• Exercise objective
Copy all lines of the listing that include the string "obligacji".

::: Stored rows :::

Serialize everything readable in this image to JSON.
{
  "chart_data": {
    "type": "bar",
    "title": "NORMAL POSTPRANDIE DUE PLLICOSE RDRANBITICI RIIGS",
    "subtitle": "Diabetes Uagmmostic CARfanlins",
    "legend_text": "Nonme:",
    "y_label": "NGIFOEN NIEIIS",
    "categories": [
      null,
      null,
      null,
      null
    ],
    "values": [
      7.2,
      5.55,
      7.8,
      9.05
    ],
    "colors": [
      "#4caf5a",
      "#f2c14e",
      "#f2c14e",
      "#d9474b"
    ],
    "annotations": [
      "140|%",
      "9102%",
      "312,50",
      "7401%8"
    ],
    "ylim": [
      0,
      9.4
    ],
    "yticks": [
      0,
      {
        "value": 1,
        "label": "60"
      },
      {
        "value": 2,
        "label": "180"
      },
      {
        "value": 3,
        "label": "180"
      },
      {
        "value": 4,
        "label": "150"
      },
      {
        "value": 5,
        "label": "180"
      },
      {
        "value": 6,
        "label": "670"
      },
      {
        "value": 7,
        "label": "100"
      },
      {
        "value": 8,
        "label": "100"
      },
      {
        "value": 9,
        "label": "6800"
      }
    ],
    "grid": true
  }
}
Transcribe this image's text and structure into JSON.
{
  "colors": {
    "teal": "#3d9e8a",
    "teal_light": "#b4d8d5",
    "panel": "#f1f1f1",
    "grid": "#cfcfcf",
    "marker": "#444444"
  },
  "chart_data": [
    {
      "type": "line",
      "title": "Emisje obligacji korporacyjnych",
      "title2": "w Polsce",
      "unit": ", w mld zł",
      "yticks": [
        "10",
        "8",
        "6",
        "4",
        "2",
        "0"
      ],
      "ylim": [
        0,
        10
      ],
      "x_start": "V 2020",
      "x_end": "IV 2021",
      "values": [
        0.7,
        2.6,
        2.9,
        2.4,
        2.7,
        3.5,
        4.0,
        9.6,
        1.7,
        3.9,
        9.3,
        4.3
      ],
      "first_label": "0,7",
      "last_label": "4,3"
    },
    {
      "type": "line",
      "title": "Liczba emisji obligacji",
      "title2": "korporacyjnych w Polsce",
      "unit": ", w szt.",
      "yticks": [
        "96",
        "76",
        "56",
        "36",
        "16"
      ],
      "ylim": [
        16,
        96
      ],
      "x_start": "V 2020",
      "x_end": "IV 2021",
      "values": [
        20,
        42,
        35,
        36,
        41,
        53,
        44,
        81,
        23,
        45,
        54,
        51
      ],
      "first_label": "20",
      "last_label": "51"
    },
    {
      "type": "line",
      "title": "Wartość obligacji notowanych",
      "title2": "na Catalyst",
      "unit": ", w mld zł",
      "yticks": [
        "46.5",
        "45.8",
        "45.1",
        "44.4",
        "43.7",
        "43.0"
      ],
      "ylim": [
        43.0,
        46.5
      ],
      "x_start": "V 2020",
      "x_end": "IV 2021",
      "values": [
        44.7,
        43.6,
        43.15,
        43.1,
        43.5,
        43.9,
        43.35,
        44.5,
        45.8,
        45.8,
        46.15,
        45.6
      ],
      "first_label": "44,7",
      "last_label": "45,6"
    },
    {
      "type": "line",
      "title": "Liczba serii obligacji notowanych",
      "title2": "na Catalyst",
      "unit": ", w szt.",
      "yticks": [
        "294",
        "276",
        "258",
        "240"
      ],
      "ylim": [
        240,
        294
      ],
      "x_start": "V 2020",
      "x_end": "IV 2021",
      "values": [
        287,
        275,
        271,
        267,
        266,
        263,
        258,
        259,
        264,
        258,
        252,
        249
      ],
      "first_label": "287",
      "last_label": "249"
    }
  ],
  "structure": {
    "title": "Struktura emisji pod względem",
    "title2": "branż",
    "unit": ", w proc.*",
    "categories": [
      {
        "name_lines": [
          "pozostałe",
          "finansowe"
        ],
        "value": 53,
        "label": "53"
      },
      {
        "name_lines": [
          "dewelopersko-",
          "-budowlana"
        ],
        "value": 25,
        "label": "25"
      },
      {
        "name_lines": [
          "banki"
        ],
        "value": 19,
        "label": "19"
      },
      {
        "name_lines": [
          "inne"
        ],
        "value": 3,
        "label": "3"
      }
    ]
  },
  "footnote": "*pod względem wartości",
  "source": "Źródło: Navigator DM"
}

:::

• Output of the task
      "title": "Emisje obligacji korporacyjnych",
      "title": "Liczba emisji obligacji",
      "title": "Wartość obligacji notowanych",
      "title": "Liczba serii obligacji notowanych",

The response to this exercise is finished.